Stated exercise: Copy out every record below exactly as written, but leave out any pictures.

Data items:

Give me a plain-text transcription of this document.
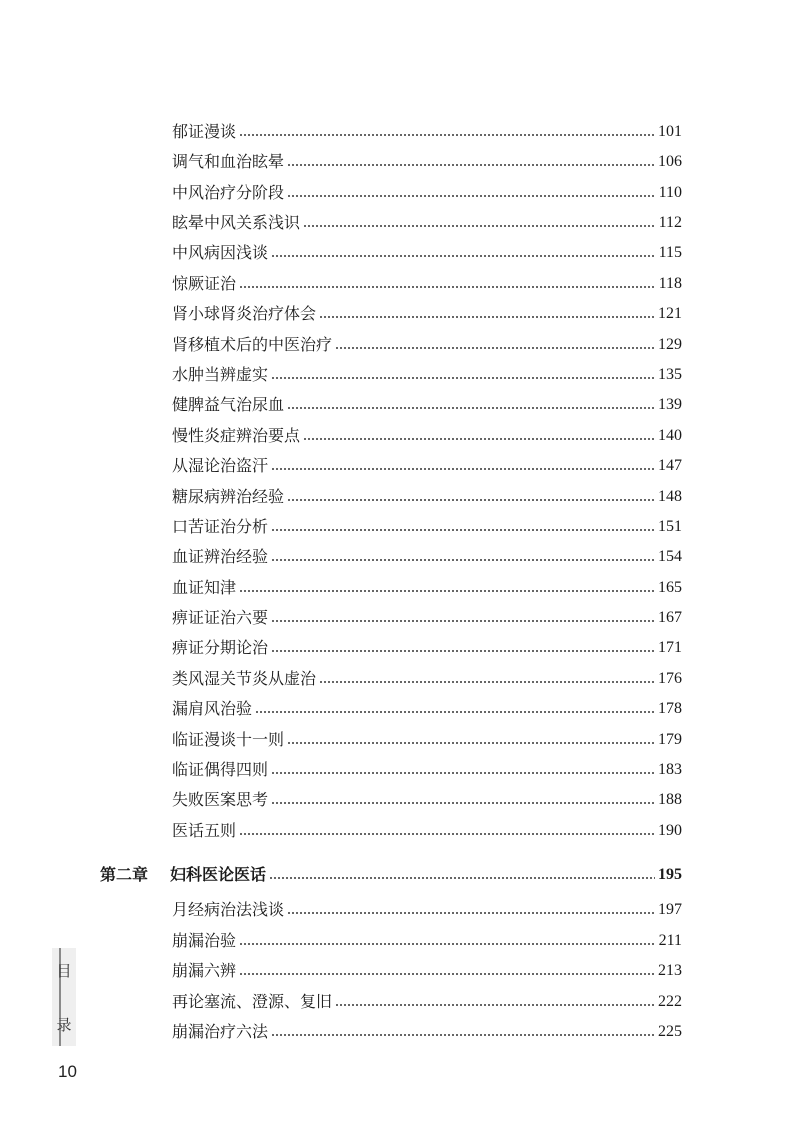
郁证漫谈	101
调气和血治眩晕	106
中风治疗分阶段	110
眩晕中风关系浅识	112
中风病因浅谈	115
惊厥证治	118
肾小球肾炎治疗体会	121
肾移植术后的中医治疗	129
水肿当辨虚实	135
健脾益气治尿血	139
慢性炎症辨治要点	140
从湿论治盗汗	147
糖尿病辨治经验	148
口苦证治分析	151
血证辨治经验	154
血证知津	165
痹证证治六要	167
痹证分期论治	171
类风湿关节炎从虚治	176
漏肩风治验	178
临证漫谈十一则	179
临证偶得四则	183
失败医案思考	188
医话五则	190
第二章	妇科医论医话	195
月经病治法浅谈	197
崩漏治验	211
崩漏六辨	213
再论塞流、澄源、复旧	222
崩漏治疗六法	225
目
录
10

Final result:
Give me a plain-text transcription of this document.
郁证漫谈	101
调气和血治眩晕	106
中风治疗分阶段	110
眩晕中风关系浅识	112
中风病因浅谈	115
惊厥证治	118
肾小球肾炎治疗体会	121
肾移植术后的中医治疗	129
水肿当辨虚实	135
健脾益气治尿血	139
慢性炎症辨治要点	140
从湿论治盗汗	147
糖尿病辨治经验	148
口苦证治分析	151
血证辨治经验	154
血证知津	165
痹证证治六要	167
痹证分期论治	171
类风湿关节炎从虚治	176
漏肩风治验	178
临证漫谈十一则	179
临证偶得四则	183
失败医案思考	188
医话五则	190
第二章	妇科医论医话	195
月经病治法浅谈	197
崩漏治验	211
崩漏六辨	213
再论塞流、澄源、复旧	222
崩漏治疗六法	225
目
录
10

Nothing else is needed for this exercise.